(Excerpts from a figure dataset)
* Begin *

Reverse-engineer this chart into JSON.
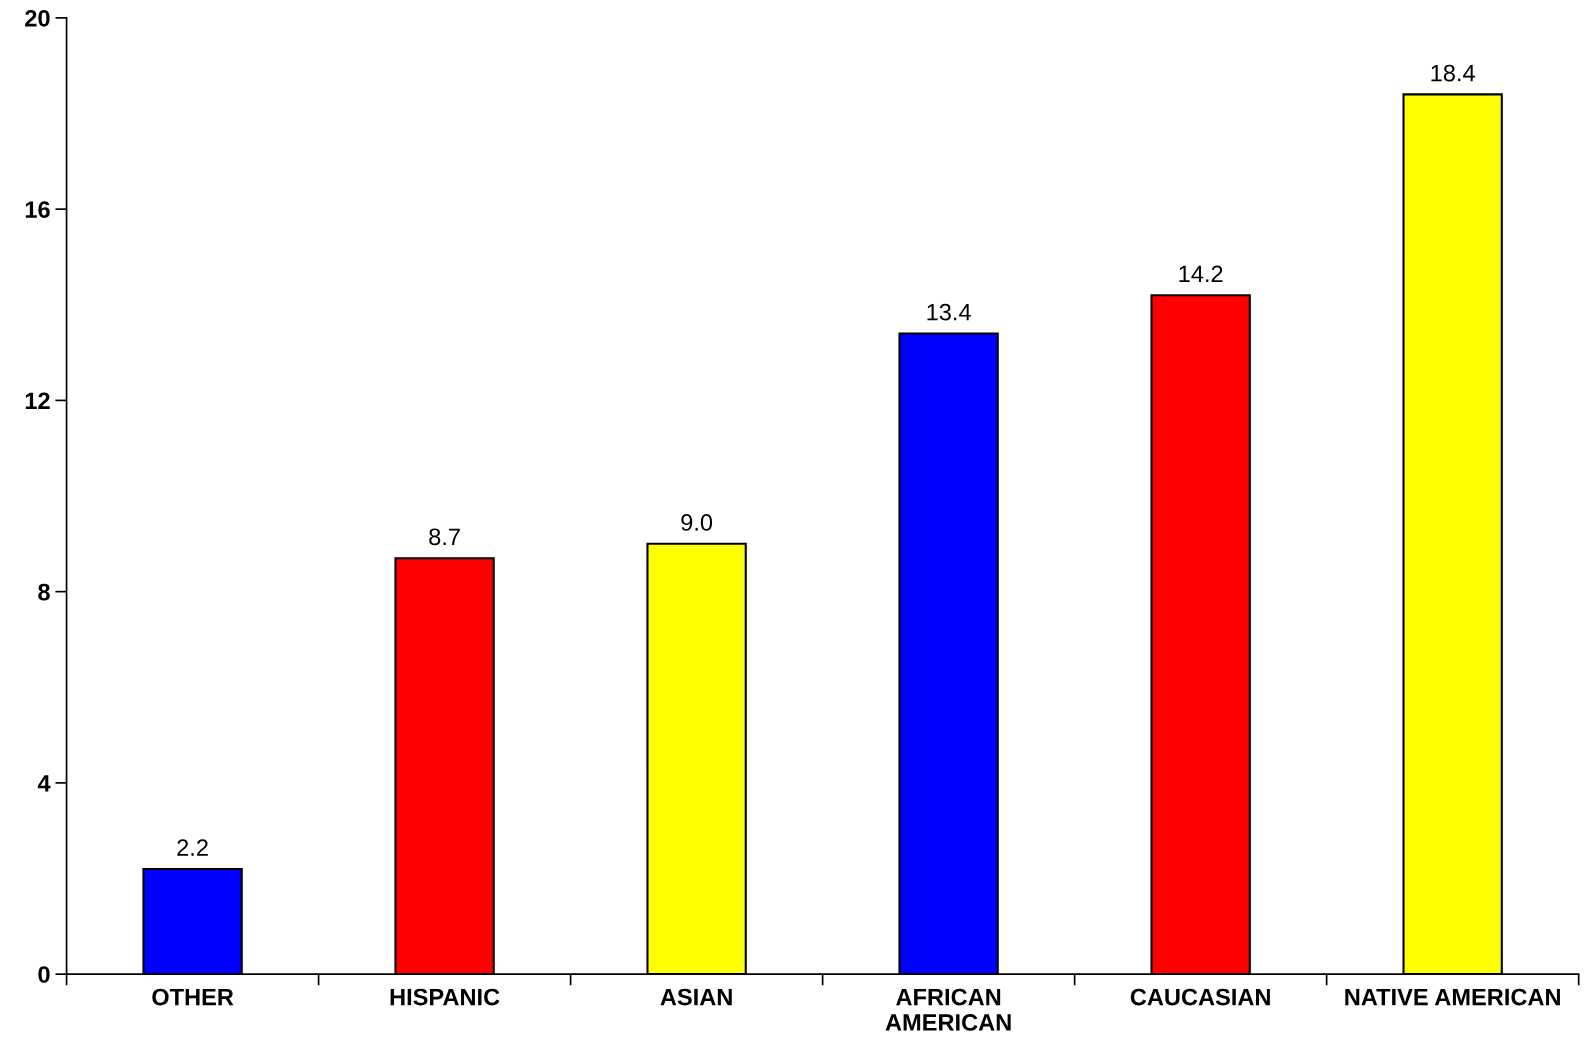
{
  "chart_data": {
    "type": "bar",
    "categories": [
      "OTHER",
      "HISPANIC",
      "ASIAN",
      "AFRICAN\nAMERICAN",
      "CAUCASIAN",
      "NATIVE AMERICAN"
    ],
    "values": [
      2.2,
      8.7,
      9.0,
      13.4,
      14.2,
      18.4
    ],
    "value_labels": [
      "2.2",
      "8.7",
      "9.0",
      "13.4",
      "14.2",
      "18.4"
    ],
    "colors": [
      "#0000ff",
      "#ff0000",
      "#ffff00",
      "#0000ff",
      "#ff0000",
      "#ffff00"
    ],
    "ylim": [
      0,
      20
    ],
    "yticks": [
      0,
      4,
      8,
      12,
      16,
      20
    ],
    "grid": false
  }
}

* End *

Aim of the exercise.
Repeat the records above exactly, omitting every picture.

Answer to this exercise.
Reverse-engineer this chart into JSON.
{
  "chart_data": {
    "type": "bar",
    "categories": [
      "OTHER",
      "HISPANIC",
      "ASIAN",
      "AFRICAN\nAMERICAN",
      "CAUCASIAN",
      "NATIVE AMERICAN"
    ],
    "values": [
      2.2,
      8.7,
      9.0,
      13.4,
      14.2,
      18.4
    ],
    "value_labels": [
      "2.2",
      "8.7",
      "9.0",
      "13.4",
      "14.2",
      "18.4"
    ],
    "colors": [
      "#0000ff",
      "#ff0000",
      "#ffff00",
      "#0000ff",
      "#ff0000",
      "#ffff00"
    ],
    "ylim": [
      0,
      20
    ],
    "yticks": [
      0,
      4,
      8,
      12,
      16,
      20
    ],
    "grid": false
  }
}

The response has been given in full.